--- start of DATASET RECORDS ---

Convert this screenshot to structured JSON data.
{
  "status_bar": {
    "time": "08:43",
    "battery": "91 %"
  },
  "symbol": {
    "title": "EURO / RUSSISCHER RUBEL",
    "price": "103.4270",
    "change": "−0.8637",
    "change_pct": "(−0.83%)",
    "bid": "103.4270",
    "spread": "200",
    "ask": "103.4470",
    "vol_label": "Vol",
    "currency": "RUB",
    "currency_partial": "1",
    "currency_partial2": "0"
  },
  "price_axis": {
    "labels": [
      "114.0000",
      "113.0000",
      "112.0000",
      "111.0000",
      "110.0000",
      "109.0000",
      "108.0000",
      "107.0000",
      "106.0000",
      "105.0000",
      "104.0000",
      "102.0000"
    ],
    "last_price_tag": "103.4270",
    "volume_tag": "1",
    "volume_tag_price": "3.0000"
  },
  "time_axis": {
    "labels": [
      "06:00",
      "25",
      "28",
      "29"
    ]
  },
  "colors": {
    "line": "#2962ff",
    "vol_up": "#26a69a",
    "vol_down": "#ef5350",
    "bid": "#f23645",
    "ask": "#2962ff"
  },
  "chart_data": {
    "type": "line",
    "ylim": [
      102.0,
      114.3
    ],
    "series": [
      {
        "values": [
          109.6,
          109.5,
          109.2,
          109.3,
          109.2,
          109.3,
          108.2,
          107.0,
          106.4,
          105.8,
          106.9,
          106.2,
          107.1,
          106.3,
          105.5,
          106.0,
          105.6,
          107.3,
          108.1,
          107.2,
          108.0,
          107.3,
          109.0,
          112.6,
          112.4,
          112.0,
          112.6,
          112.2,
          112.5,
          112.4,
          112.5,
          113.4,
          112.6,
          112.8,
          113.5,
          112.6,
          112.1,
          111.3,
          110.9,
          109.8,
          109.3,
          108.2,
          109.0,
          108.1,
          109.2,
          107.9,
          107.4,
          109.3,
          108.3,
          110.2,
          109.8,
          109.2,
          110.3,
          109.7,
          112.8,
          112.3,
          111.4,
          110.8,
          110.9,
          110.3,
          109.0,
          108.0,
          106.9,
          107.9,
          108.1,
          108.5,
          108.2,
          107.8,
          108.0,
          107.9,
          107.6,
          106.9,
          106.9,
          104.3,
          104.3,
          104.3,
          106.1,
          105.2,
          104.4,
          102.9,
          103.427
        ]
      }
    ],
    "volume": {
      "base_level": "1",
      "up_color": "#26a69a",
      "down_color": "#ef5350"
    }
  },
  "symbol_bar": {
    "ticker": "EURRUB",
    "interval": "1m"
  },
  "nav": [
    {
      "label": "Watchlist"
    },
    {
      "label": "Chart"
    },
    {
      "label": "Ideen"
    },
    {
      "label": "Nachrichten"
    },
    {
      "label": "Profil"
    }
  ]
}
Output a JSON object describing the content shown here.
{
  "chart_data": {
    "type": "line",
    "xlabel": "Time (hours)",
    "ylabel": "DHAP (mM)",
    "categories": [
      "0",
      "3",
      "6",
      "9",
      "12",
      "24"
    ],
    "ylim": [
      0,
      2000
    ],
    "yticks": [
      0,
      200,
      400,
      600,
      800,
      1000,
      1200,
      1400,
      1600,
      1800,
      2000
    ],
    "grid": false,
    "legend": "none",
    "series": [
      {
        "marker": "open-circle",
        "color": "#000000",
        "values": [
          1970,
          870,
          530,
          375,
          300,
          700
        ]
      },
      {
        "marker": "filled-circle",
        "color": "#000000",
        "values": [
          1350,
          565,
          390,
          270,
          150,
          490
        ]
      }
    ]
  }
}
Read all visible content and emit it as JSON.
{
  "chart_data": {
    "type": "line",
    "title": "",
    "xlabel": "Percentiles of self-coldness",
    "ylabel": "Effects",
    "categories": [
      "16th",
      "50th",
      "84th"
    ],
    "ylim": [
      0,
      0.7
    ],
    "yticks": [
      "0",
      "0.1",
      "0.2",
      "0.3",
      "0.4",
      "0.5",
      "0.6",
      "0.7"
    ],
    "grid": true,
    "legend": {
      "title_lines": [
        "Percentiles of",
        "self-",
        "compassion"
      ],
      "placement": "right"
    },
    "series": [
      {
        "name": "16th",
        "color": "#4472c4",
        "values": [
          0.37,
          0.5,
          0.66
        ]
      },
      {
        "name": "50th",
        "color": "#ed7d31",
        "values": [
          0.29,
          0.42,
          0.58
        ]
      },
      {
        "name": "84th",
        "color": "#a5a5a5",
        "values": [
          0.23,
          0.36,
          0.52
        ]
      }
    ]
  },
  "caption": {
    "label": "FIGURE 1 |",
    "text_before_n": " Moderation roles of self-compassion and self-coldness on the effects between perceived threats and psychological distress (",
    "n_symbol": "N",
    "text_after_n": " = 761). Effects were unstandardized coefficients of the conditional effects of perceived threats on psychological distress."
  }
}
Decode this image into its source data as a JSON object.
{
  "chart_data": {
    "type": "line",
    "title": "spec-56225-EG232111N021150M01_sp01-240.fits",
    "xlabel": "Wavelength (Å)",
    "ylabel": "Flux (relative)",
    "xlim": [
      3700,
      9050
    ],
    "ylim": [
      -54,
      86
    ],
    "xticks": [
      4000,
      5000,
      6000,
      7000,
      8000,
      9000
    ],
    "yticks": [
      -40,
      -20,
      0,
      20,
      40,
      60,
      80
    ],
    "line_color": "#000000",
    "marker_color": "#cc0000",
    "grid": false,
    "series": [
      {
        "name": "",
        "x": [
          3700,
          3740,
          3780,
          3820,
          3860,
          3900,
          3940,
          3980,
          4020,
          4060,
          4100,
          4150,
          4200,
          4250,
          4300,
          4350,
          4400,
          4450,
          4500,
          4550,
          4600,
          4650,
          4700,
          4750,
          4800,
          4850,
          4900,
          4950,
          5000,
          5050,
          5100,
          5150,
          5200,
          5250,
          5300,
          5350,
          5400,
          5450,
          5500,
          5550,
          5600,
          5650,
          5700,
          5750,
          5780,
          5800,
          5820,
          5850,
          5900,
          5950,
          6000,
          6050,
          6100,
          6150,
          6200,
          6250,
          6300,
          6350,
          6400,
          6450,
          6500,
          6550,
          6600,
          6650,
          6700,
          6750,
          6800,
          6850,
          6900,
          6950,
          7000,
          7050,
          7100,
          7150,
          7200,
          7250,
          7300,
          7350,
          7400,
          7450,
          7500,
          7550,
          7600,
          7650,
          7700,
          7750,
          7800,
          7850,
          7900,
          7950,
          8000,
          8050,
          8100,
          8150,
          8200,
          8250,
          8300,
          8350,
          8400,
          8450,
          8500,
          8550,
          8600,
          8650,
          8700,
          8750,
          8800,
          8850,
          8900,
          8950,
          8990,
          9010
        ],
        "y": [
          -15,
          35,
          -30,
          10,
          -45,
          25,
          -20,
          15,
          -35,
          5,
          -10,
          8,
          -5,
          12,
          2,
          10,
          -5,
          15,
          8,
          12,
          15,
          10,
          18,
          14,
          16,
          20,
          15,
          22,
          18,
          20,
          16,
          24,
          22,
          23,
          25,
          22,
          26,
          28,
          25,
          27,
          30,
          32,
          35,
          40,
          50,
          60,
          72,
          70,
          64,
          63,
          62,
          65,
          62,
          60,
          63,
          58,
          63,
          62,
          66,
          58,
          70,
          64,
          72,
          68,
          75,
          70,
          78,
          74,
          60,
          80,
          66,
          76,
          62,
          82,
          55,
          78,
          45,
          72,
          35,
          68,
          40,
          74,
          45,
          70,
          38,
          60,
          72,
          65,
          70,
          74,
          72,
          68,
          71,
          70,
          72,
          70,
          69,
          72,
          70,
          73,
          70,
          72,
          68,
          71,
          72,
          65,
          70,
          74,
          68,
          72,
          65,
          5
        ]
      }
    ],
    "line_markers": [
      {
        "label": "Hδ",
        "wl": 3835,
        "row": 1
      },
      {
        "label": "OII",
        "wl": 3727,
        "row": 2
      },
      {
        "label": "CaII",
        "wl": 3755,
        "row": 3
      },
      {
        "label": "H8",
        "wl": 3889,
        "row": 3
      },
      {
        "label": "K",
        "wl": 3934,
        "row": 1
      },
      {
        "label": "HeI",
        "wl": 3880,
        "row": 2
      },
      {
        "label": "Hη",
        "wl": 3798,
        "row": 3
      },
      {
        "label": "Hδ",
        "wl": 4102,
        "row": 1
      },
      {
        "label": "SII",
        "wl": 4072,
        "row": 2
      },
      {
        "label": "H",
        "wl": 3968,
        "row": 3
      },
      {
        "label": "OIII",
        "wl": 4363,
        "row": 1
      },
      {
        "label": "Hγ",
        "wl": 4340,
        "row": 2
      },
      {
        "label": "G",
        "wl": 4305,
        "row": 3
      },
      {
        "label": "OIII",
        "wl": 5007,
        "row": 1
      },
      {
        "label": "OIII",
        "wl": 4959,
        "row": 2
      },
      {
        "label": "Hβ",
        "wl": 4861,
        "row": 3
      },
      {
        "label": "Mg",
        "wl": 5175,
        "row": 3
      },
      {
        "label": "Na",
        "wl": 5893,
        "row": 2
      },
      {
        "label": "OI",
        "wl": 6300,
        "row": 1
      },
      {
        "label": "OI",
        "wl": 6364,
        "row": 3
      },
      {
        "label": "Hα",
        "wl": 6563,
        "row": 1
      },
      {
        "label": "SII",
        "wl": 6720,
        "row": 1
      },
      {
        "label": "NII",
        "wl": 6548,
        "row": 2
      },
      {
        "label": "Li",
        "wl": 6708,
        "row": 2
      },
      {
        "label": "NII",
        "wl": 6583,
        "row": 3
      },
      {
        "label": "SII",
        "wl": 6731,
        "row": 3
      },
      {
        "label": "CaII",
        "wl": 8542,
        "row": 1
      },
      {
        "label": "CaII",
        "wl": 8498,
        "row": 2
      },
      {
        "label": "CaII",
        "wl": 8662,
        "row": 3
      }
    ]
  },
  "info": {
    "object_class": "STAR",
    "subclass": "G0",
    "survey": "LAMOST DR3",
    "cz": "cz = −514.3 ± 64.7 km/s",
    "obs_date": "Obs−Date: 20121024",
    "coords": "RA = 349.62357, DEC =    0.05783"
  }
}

--- end of DATASET RECORDS ---

• **INSTRUCTIONS TO FOLLOW**: List every line above containing the word "content".

• **SOLUTION TO THE PROBLEM**:
Output a JSON object describing the content shown here.
Read all visible content and emit it as JSON.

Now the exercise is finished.